>> begin

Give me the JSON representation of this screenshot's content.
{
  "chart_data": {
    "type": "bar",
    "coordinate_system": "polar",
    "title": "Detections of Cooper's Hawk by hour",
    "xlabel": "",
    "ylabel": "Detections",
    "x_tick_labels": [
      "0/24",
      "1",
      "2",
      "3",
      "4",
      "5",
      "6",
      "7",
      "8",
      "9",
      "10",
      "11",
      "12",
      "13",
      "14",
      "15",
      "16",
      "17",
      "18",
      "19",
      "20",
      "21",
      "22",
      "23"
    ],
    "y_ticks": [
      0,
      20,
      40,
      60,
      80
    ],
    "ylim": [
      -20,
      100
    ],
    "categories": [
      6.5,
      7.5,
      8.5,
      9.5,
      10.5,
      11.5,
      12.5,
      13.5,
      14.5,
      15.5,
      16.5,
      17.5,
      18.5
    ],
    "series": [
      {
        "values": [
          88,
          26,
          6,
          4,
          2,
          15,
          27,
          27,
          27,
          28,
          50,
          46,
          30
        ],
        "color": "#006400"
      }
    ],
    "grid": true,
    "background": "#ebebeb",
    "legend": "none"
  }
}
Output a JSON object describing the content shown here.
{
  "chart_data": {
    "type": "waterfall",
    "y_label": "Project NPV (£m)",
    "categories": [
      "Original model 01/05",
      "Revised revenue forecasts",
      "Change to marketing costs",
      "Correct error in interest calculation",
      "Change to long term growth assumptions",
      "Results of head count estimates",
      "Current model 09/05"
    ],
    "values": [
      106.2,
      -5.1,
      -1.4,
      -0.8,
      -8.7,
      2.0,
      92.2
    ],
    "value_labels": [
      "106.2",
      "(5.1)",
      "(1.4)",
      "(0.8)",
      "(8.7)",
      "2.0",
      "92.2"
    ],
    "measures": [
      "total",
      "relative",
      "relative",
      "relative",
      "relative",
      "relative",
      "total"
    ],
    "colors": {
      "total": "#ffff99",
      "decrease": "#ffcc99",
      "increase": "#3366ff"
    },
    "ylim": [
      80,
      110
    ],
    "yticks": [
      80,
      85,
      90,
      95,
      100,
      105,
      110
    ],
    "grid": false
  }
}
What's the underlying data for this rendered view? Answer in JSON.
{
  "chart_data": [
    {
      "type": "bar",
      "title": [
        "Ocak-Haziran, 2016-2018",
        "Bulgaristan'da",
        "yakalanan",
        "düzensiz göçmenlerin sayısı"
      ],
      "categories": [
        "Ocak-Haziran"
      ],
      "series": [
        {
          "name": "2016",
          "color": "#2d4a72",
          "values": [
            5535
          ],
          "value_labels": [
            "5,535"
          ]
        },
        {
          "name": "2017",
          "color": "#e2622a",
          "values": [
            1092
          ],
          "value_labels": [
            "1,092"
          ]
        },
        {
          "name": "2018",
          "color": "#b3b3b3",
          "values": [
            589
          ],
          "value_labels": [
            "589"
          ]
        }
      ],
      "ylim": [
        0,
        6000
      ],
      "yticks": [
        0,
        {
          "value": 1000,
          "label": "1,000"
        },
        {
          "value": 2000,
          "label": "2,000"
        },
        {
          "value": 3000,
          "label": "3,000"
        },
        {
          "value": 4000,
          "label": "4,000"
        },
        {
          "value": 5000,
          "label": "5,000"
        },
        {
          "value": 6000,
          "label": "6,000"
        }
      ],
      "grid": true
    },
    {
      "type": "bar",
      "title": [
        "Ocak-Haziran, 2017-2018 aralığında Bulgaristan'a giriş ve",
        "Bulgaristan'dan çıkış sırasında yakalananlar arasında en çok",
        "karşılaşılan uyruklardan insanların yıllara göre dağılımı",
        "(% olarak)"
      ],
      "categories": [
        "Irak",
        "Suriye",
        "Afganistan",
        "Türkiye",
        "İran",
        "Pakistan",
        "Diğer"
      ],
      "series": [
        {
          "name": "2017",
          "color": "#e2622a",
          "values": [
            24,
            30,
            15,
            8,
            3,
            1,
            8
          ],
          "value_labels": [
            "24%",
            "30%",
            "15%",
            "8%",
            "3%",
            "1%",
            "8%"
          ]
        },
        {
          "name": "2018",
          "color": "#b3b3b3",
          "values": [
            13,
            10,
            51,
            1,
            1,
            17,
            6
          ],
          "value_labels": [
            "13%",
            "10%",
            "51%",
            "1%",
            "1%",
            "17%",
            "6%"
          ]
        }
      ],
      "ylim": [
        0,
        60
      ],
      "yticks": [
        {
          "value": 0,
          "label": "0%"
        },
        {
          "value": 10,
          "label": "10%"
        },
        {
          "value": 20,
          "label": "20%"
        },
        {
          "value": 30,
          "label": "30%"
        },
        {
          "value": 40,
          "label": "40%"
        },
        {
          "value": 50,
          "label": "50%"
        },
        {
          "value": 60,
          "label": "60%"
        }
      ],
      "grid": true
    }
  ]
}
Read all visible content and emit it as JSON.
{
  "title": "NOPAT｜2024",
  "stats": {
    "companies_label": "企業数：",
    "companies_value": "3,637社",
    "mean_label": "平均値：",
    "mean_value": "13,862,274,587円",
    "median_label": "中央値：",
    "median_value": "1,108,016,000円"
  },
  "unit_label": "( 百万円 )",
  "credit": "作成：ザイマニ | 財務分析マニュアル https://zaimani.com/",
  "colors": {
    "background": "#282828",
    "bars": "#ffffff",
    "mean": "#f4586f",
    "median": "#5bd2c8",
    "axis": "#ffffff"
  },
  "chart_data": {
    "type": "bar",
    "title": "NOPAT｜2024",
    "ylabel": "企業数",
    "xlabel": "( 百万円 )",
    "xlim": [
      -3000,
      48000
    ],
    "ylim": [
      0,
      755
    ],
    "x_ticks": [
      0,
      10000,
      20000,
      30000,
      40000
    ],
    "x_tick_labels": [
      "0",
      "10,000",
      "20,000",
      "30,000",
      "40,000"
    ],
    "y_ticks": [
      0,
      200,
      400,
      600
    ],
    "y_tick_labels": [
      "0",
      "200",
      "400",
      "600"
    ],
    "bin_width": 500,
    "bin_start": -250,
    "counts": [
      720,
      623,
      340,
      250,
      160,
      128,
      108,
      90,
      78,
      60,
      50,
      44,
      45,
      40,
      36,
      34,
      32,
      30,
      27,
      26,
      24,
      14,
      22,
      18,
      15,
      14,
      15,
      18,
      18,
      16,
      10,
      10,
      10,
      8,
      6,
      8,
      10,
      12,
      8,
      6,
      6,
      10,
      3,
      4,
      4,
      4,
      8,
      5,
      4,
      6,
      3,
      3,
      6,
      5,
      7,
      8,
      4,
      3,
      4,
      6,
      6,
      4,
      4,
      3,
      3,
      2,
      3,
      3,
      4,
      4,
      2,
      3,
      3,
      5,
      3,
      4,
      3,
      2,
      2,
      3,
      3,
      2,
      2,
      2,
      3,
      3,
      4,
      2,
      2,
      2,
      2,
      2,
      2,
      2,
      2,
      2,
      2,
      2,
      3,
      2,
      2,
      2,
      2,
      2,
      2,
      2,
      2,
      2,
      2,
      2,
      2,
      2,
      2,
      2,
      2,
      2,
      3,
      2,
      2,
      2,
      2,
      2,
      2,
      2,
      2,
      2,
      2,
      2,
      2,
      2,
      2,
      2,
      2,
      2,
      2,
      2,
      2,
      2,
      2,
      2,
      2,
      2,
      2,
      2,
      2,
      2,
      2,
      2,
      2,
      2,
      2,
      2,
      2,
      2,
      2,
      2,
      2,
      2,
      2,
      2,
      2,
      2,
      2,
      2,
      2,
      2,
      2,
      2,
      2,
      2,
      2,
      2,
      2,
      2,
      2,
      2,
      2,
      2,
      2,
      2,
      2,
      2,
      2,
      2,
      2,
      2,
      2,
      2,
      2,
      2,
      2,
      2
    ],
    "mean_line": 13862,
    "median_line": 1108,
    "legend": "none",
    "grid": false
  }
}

>> end

• [Exercise requirements]
Pull out every line holding "model" from the records above, and copy it.

• [Solution to this exercise]
      "Original model 01/05",
      "Current model 09/05"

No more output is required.